**AIM OF THE EXERCISE**
Print, exactly and completely, every entry in the data.

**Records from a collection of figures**
☆ ☆ ☆ ☆ ☆
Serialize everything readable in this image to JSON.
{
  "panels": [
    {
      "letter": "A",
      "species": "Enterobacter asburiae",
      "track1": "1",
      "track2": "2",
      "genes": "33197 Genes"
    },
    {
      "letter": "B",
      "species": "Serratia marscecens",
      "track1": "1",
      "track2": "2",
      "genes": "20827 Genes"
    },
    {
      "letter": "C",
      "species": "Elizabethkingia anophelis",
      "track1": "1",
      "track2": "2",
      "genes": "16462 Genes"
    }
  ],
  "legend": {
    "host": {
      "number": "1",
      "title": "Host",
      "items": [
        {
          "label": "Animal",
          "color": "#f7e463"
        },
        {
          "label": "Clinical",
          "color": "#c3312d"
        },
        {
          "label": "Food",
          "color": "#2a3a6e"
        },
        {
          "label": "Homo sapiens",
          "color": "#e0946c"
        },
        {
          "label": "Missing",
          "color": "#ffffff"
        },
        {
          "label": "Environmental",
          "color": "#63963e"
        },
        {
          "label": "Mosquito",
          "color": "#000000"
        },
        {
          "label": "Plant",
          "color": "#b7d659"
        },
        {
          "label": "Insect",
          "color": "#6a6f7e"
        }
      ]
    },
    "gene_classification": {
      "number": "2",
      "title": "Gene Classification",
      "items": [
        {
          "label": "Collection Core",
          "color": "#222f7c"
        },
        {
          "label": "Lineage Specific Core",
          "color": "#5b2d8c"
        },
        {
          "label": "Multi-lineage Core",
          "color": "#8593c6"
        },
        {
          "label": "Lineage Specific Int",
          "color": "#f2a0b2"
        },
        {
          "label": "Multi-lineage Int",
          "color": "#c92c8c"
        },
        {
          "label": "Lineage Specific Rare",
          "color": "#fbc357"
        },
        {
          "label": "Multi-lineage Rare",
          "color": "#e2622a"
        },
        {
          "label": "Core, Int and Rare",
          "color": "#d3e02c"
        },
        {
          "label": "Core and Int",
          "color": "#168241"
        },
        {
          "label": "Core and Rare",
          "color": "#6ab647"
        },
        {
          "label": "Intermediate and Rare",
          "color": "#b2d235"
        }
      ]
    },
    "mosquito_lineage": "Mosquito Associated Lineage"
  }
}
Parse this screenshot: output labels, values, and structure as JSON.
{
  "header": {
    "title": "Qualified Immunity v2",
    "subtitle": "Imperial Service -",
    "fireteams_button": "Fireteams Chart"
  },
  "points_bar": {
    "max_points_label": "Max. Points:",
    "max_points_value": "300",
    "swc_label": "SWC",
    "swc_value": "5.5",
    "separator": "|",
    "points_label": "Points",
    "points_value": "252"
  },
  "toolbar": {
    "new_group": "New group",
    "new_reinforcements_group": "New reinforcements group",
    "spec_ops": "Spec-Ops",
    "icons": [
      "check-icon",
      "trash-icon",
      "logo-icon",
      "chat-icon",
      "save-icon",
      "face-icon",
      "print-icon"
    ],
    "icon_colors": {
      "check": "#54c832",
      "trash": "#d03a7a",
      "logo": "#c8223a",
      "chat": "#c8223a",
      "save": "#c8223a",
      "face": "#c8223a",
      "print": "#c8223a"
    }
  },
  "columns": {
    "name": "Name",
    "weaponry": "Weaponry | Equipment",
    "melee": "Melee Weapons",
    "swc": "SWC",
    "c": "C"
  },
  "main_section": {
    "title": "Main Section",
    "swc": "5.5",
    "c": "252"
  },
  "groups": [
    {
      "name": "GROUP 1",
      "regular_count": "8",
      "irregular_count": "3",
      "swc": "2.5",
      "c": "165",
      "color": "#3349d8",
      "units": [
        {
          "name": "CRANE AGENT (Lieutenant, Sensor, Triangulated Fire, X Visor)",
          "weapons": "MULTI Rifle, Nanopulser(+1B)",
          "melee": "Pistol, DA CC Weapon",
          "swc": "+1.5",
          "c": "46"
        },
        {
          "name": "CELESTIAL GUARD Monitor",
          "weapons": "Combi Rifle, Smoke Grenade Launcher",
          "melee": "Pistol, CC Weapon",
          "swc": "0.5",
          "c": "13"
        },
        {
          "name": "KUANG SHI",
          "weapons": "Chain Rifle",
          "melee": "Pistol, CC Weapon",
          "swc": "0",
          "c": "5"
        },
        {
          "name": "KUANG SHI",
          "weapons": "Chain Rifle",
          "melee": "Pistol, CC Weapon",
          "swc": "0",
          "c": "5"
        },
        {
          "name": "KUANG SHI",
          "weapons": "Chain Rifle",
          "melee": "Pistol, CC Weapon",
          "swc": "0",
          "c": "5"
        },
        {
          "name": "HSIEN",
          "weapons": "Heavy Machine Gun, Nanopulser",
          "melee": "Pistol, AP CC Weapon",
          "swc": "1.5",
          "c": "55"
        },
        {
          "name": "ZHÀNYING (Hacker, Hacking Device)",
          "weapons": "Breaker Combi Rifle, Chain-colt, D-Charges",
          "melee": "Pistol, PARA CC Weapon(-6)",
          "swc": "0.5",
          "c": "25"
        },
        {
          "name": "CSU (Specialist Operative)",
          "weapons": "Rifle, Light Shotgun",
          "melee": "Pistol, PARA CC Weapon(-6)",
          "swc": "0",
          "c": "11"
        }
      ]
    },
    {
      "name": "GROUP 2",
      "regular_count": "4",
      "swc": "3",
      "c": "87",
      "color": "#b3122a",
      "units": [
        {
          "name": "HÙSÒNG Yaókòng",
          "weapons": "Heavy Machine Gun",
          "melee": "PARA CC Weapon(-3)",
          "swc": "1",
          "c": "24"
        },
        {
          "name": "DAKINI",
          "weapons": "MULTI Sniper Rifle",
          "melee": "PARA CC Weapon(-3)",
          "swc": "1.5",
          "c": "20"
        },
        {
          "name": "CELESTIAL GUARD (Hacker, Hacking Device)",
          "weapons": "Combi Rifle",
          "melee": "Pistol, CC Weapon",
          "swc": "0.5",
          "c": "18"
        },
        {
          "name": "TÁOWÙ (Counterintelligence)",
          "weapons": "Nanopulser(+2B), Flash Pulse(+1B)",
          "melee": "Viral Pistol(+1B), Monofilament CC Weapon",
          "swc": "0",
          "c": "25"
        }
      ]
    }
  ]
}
☆ ☆ ☆ ☆ ☆
**REPLY**
Serialize everything readable in this image to JSON.
{
  "panels": [
    {
      "letter": "A",
      "species": "Enterobacter asburiae",
      "track1": "1",
      "track2": "2",
      "genes": "33197 Genes"
    },
    {
      "letter": "B",
      "species": "Serratia marscecens",
      "track1": "1",
      "track2": "2",
      "genes": "20827 Genes"
    },
    {
      "letter": "C",
      "species": "Elizabethkingia anophelis",
      "track1": "1",
      "track2": "2",
      "genes": "16462 Genes"
    }
  ],
  "legend": {
    "host": {
      "number": "1",
      "title": "Host",
      "items": [
        {
          "label": "Animal",
          "color": "#f7e463"
        },
        {
          "label": "Clinical",
          "color": "#c3312d"
        },
        {
          "label": "Food",
          "color": "#2a3a6e"
        },
        {
          "label": "Homo sapiens",
          "color": "#e0946c"
        },
        {
          "label": "Missing",
          "color": "#ffffff"
        },
        {
          "label": "Environmental",
          "color": "#63963e"
        },
        {
          "label": "Mosquito",
          "color": "#000000"
        },
        {
          "label": "Plant",
          "color": "#b7d659"
        },
        {
          "label": "Insect",
          "color": "#6a6f7e"
        }
      ]
    },
    "gene_classification": {
      "number": "2",
      "title": "Gene Classification",
      "items": [
        {
          "label": "Collection Core",
          "color": "#222f7c"
        },
        {
          "label": "Lineage Specific Core",
          "color": "#5b2d8c"
        },
        {
          "label": "Multi-lineage Core",
          "color": "#8593c6"
        },
        {
          "label": "Lineage Specific Int",
          "color": "#f2a0b2"
        },
        {
          "label": "Multi-lineage Int",
          "color": "#c92c8c"
        },
        {
          "label": "Lineage Specific Rare",
          "color": "#fbc357"
        },
        {
          "label": "Multi-lineage Rare",
          "color": "#e2622a"
        },
        {
          "label": "Core, Int and Rare",
          "color": "#d3e02c"
        },
        {
          "label": "Core and Int",
          "color": "#168241"
        },
        {
          "label": "Core and Rare",
          "color": "#6ab647"
        },
        {
          "label": "Intermediate and Rare",
          "color": "#b2d235"
        }
      ]
    },
    "mosquito_lineage": "Mosquito Associated Lineage"
  }
}
Parse this screenshot: output labels, values, and structure as JSON.
{
  "header": {
    "title": "Qualified Immunity v2",
    "subtitle": "Imperial Service -",
    "fireteams_button": "Fireteams Chart"
  },
  "points_bar": {
    "max_points_label": "Max. Points:",
    "max_points_value": "300",
    "swc_label": "SWC",
    "swc_value": "5.5",
    "separator": "|",
    "points_label": "Points",
    "points_value": "252"
  },
  "toolbar": {
    "new_group": "New group",
    "new_reinforcements_group": "New reinforcements group",
    "spec_ops": "Spec-Ops",
    "icons": [
      "check-icon",
      "trash-icon",
      "logo-icon",
      "chat-icon",
      "save-icon",
      "face-icon",
      "print-icon"
    ],
    "icon_colors": {
      "check": "#54c832",
      "trash": "#d03a7a",
      "logo": "#c8223a",
      "chat": "#c8223a",
      "save": "#c8223a",
      "face": "#c8223a",
      "print": "#c8223a"
    }
  },
  "columns": {
    "name": "Name",
    "weaponry": "Weaponry | Equipment",
    "melee": "Melee Weapons",
    "swc": "SWC",
    "c": "C"
  },
  "main_section": {
    "title": "Main Section",
    "swc": "5.5",
    "c": "252"
  },
  "groups": [
    {
      "name": "GROUP 1",
      "regular_count": "8",
      "irregular_count": "3",
      "swc": "2.5",
      "c": "165",
      "color": "#3349d8",
      "units": [
        {
          "name": "CRANE AGENT (Lieutenant, Sensor, Triangulated Fire, X Visor)",
          "weapons": "MULTI Rifle, Nanopulser(+1B)",
          "melee": "Pistol, DA CC Weapon",
          "swc": "+1.5",
          "c": "46"
        },
        {
          "name": "CELESTIAL GUARD Monitor",
          "weapons": "Combi Rifle, Smoke Grenade Launcher",
          "melee": "Pistol, CC Weapon",
          "swc": "0.5",
          "c": "13"
        },
        {
          "name": "KUANG SHI",
          "weapons": "Chain Rifle",
          "melee": "Pistol, CC Weapon",
          "swc": "0",
          "c": "5"
        },
        {
          "name": "KUANG SHI",
          "weapons": "Chain Rifle",
          "melee": "Pistol, CC Weapon",
          "swc": "0",
          "c": "5"
        },
        {
          "name": "KUANG SHI",
          "weapons": "Chain Rifle",
          "melee": "Pistol, CC Weapon",
          "swc": "0",
          "c": "5"
        },
        {
          "name": "HSIEN",
          "weapons": "Heavy Machine Gun, Nanopulser",
          "melee": "Pistol, AP CC Weapon",
          "swc": "1.5",
          "c": "55"
        },
        {
          "name": "ZHÀNYING (Hacker, Hacking Device)",
          "weapons": "Breaker Combi Rifle, Chain-colt, D-Charges",
          "melee": "Pistol, PARA CC Weapon(-6)",
          "swc": "0.5",
          "c": "25"
        },
        {
          "name": "CSU (Specialist Operative)",
          "weapons": "Rifle, Light Shotgun",
          "melee": "Pistol, PARA CC Weapon(-6)",
          "swc": "0",
          "c": "11"
        }
      ]
    },
    {
      "name": "GROUP 2",
      "regular_count": "4",
      "swc": "3",
      "c": "87",
      "color": "#b3122a",
      "units": [
        {
          "name": "HÙSÒNG Yaókòng",
          "weapons": "Heavy Machine Gun",
          "melee": "PARA CC Weapon(-3)",
          "swc": "1",
          "c": "24"
        },
        {
          "name": "DAKINI",
          "weapons": "MULTI Sniper Rifle",
          "melee": "PARA CC Weapon(-3)",
          "swc": "1.5",
          "c": "20"
        },
        {
          "name": "CELESTIAL GUARD (Hacker, Hacking Device)",
          "weapons": "Combi Rifle",
          "melee": "Pistol, CC Weapon",
          "swc": "0.5",
          "c": "18"
        },
        {
          "name": "TÁOWÙ (Counterintelligence)",
          "weapons": "Nanopulser(+2B), Flash Pulse(+1B)",
          "melee": "Viral Pistol(+1B), Monofilament CC Weapon",
          "swc": "0",
          "c": "25"
        }
      ]
    }
  ]
}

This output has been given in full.